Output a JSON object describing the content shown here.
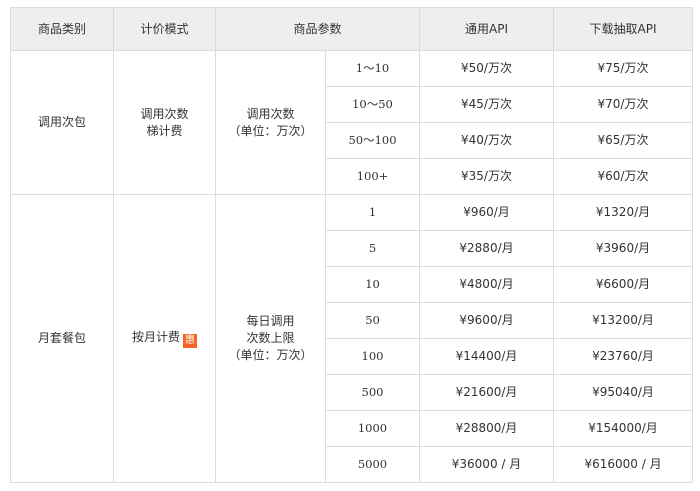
{
  "headers": [
    "商品类别",
    "计价模式",
    "商品参数",
    "通用API",
    "下载抽取API"
  ],
  "groups": [
    {
      "category": "调用次包",
      "mode_lines": [
        "调用次数",
        "梯计费"
      ],
      "badge": null,
      "param_lines": [
        "调用次数",
        "（单位：万次）"
      ],
      "rows": [
        {
          "tier": "1～10",
          "general": "¥50/万次",
          "download": "¥75/万次"
        },
        {
          "tier": "10～50",
          "general": "¥45/万次",
          "download": "¥70/万次"
        },
        {
          "tier": "50～100",
          "general": "¥40/万次",
          "download": "¥65/万次"
        },
        {
          "tier": "100+",
          "general": "¥35/万次",
          "download": "¥60/万次"
        }
      ]
    },
    {
      "category": "月套餐包",
      "mode_lines": [
        "按月计费"
      ],
      "badge": "惠",
      "param_lines": [
        "每日调用",
        "次数上限",
        "（单位：万次）"
      ],
      "rows": [
        {
          "tier": "1",
          "general": "¥960/月",
          "download": "¥1320/月"
        },
        {
          "tier": "5",
          "general": "¥2880/月",
          "download": "¥3960/月"
        },
        {
          "tier": "10",
          "general": "¥4800/月",
          "download": "¥6600/月"
        },
        {
          "tier": "50",
          "general": "¥9600/月",
          "download": "¥13200/月"
        },
        {
          "tier": "100",
          "general": "¥14400/月",
          "download": "¥23760/月"
        },
        {
          "tier": "500",
          "general": "¥21600/月",
          "download": "¥95040/月"
        },
        {
          "tier": "1000",
          "general": "¥28800/月",
          "download": "¥154000/月"
        },
        {
          "tier": "5000",
          "general": "¥36000 / 月",
          "download": "¥616000 / 月"
        }
      ]
    }
  ],
  "colors": {
    "header_bg": "#eeeeee",
    "border": "#dcdcdc",
    "text": "#333333",
    "badge": "#f26522"
  }
}
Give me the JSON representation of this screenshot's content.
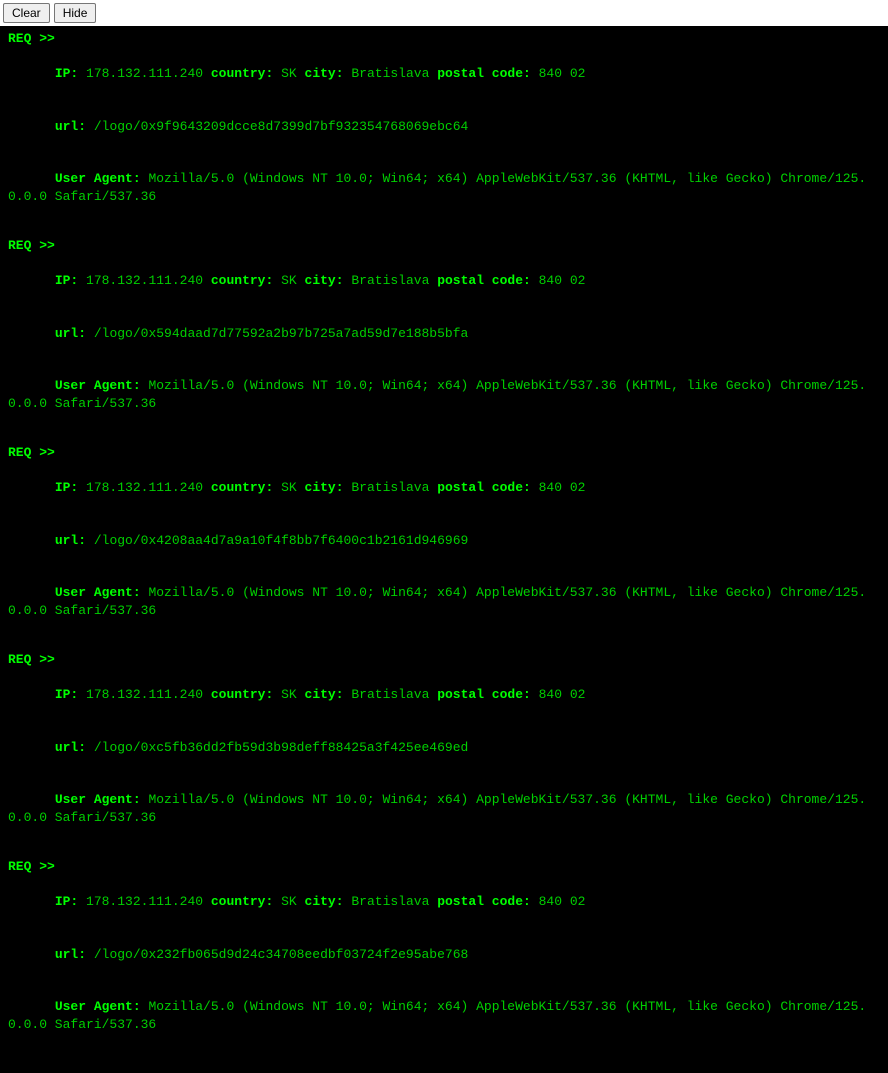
{
  "toolbar": {
    "clear_label": "Clear",
    "hide_label": "Hide"
  },
  "labels": {
    "req_marker": "REQ >>",
    "ip": "IP:",
    "country": "country:",
    "city": "city:",
    "postal": "postal code:",
    "url": "url:",
    "user_agent": "User Agent:"
  },
  "entries": [
    {
      "ip": "178.132.111.240",
      "country": "SK",
      "city": "Bratislava",
      "postal": "840 02",
      "url": "/logo/0x9f9643209dcce8d7399d7bf932354768069ebc64",
      "user_agent": "Mozilla/5.0 (Windows NT 10.0; Win64; x64) AppleWebKit/537.36 (KHTML, like Gecko) Chrome/125.0.0.0 Safari/537.36"
    },
    {
      "ip": "178.132.111.240",
      "country": "SK",
      "city": "Bratislava",
      "postal": "840 02",
      "url": "/logo/0x594daad7d77592a2b97b725a7ad59d7e188b5bfa",
      "user_agent": "Mozilla/5.0 (Windows NT 10.0; Win64; x64) AppleWebKit/537.36 (KHTML, like Gecko) Chrome/125.0.0.0 Safari/537.36"
    },
    {
      "ip": "178.132.111.240",
      "country": "SK",
      "city": "Bratislava",
      "postal": "840 02",
      "url": "/logo/0x4208aa4d7a9a10f4f8bb7f6400c1b2161d946969",
      "user_agent": "Mozilla/5.0 (Windows NT 10.0; Win64; x64) AppleWebKit/537.36 (KHTML, like Gecko) Chrome/125.0.0.0 Safari/537.36"
    },
    {
      "ip": "178.132.111.240",
      "country": "SK",
      "city": "Bratislava",
      "postal": "840 02",
      "url": "/logo/0xc5fb36dd2fb59d3b98deff88425a3f425ee469ed",
      "user_agent": "Mozilla/5.0 (Windows NT 10.0; Win64; x64) AppleWebKit/537.36 (KHTML, like Gecko) Chrome/125.0.0.0 Safari/537.36"
    },
    {
      "ip": "178.132.111.240",
      "country": "SK",
      "city": "Bratislava",
      "postal": "840 02",
      "url": "/logo/0x232fb065d9d24c34708eedbf03724f2e95abe768",
      "user_agent": "Mozilla/5.0 (Windows NT 10.0; Win64; x64) AppleWebKit/537.36 (KHTML, like Gecko) Chrome/125.0.0.0 Safari/537.36"
    }
  ]
}
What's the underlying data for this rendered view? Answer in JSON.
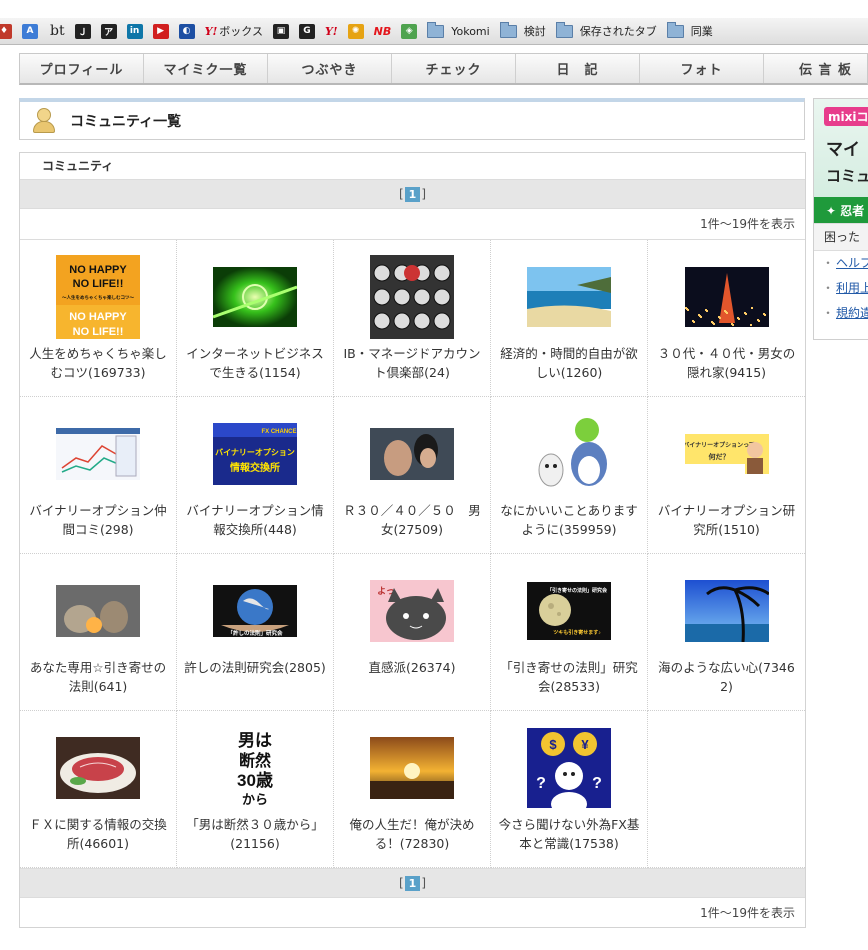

__________

Task prompt |
Output the records above exactly as they are, leaving out the pictures.

Result for this task |
Output a JSON object describing the content shown here.
{
  "headers": [
    "商品类别",
    "计价模式",
    "商品参数",
    "通用API",
    "下载抽取API"
  ],
  "groups": [
    {
      "category": "调用次包",
      "mode_lines": [
        "调用次数",
        "梯计费"
      ],
      "badge": null,
      "param_lines": [
        "调用次数",
        "（单位：万次）"
      ],
      "rows": [
        {
          "tier": "1～10",
          "general": "¥50/万次",
          "download": "¥75/万次"
        },
        {
          "tier": "10～50",
          "general": "¥45/万次",
          "download": "¥70/万次"
        },
        {
          "tier": "50～100",
          "general": "¥40/万次",
          "download": "¥65/万次"
        },
        {
          "tier": "100+",
          "general": "¥35/万次",
          "download": "¥60/万次"
        }
      ]
    },
    {
      "category": "月套餐包",
      "mode_lines": [
        "按月计费"
      ],
      "badge": "惠",
      "param_lines": [
        "每日调用",
        "次数上限",
        "（单位：万次）"
      ],
      "rows": [
        {
          "tier": "1",
          "general": "¥960/月",
          "download": "¥1320/月"
        },
        {
          "tier": "5",
          "general": "¥2880/月",
          "download": "¥3960/月"
        },
        {
          "tier": "10",
          "general": "¥4800/月",
          "download": "¥6600/月"
        },
        {
          "tier": "50",
          "general": "¥9600/月",
          "download": "¥13200/月"
        },
        {
          "tier": "100",
          "general": "¥14400/月",
          "download": "¥23760/月"
        },
        {
          "tier": "500",
          "general": "¥21600/月",
          "download": "¥95040/月"
        },
        {
          "tier": "1000",
          "general": "¥28800/月",
          "download": "¥154000/月"
        },
        {
          "tier": "5000",
          "general": "¥36000 / 月",
          "download": "¥616000 / 月"
        }
      ]
    }
  ],
  "colors": {
    "header_bg": "#eeeeee",
    "border": "#dcdcdc",
    "text": "#333333",
    "badge": "#f26522"
  }
}
Give me the JSON representation of this screenshot's content.
{
  "toolbar": {
    "clear_label": "Clear",
    "hide_label": "Hide"
  },
  "labels": {
    "req_marker": "REQ >>",
    "ip": "IP:",
    "country": "country:",
    "city": "city:",
    "postal": "postal code:",
    "url": "url:",
    "user_agent": "User Agent:"
  },
  "entries": [
    {
      "ip": "178.132.111.240",
      "country": "SK",
      "city": "Bratislava",
      "postal": "840 02",
      "url": "/logo/0x9f9643209dcce8d7399d7bf932354768069ebc64",
      "user_agent": "Mozilla/5.0 (Windows NT 10.0; Win64; x64) AppleWebKit/537.36 (KHTML, like Gecko) Chrome/125.0.0.0 Safari/537.36"
    },
    {
      "ip": "178.132.111.240",
      "country": "SK",
      "city": "Bratislava",
      "postal": "840 02",
      "url": "/logo/0x594daad7d77592a2b97b725a7ad59d7e188b5bfa",
      "user_agent": "Mozilla/5.0 (Windows NT 10.0; Win64; x64) AppleWebKit/537.36 (KHTML, like Gecko) Chrome/125.0.0.0 Safari/537.36"
    },
    {
      "ip": "178.132.111.240",
      "country": "SK",
      "city": "Bratislava",
      "postal": "840 02",
      "url": "/logo/0x4208aa4d7a9a10f4f8bb7f6400c1b2161d946969",
      "user_agent": "Mozilla/5.0 (Windows NT 10.0; Win64; x64) AppleWebKit/537.36 (KHTML, like Gecko) Chrome/125.0.0.0 Safari/537.36"
    },
    {
      "ip": "178.132.111.240",
      "country": "SK",
      "city": "Bratislava",
      "postal": "840 02",
      "url": "/logo/0xc5fb36dd2fb59d3b98deff88425a3f425ee469ed",
      "user_agent": "Mozilla/5.0 (Windows NT 10.0; Win64; x64) AppleWebKit/537.36 (KHTML, like Gecko) Chrome/125.0.0.0 Safari/537.36"
    },
    {
      "ip": "178.132.111.240",
      "country": "SK",
      "city": "Bratislava",
      "postal": "840 02",
      "url": "/logo/0x232fb065d9d24c34708eedbf03724f2e95abe768",
      "user_agent": "Mozilla/5.0 (Windows NT 10.0; Win64; x64) AppleWebKit/537.36 (KHTML, like Gecko) Chrome/125.0.0.0 Safari/537.36"
    }
  ]
}
What's the underlying data for this rendered view? Answer in JSON.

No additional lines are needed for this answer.